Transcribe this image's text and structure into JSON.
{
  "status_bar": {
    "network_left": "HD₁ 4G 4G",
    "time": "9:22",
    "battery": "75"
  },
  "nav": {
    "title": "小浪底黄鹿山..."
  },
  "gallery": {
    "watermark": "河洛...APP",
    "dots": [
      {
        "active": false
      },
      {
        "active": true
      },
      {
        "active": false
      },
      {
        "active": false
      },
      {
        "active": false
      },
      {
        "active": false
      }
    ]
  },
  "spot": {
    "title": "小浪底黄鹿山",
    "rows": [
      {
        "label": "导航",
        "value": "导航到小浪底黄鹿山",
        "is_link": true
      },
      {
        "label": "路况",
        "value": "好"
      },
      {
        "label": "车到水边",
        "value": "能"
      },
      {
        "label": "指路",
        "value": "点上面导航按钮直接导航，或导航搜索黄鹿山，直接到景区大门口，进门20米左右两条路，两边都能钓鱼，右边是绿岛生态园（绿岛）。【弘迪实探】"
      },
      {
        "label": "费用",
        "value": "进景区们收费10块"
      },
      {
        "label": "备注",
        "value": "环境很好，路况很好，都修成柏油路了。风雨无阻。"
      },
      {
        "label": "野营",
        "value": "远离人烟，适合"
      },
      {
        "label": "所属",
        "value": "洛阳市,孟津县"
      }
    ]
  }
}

******************************

WHAT THIS TASK INVOLVES:
Copy down every line of the material above that includes the string "value".

OUTPUT FOR THIS EXERCISE:
        "value": "导航到小浪底黄鹿山",
        "value": "好"
        "value": "能"
        "value": "点上面导航按钮直接导航，或导航搜索黄鹿山，直接到景区大门口，进门20米左右两条路，两边都能钓鱼，右边是绿岛生态园（绿岛）。【弘迪实探】"
        "value": "进景区们收费10块"
        "value": "环境很好，路况很好，都修成柏油路了。风雨无阻。"
        "value": "远离人烟，适合"
        "value": "洛阳市,孟津县"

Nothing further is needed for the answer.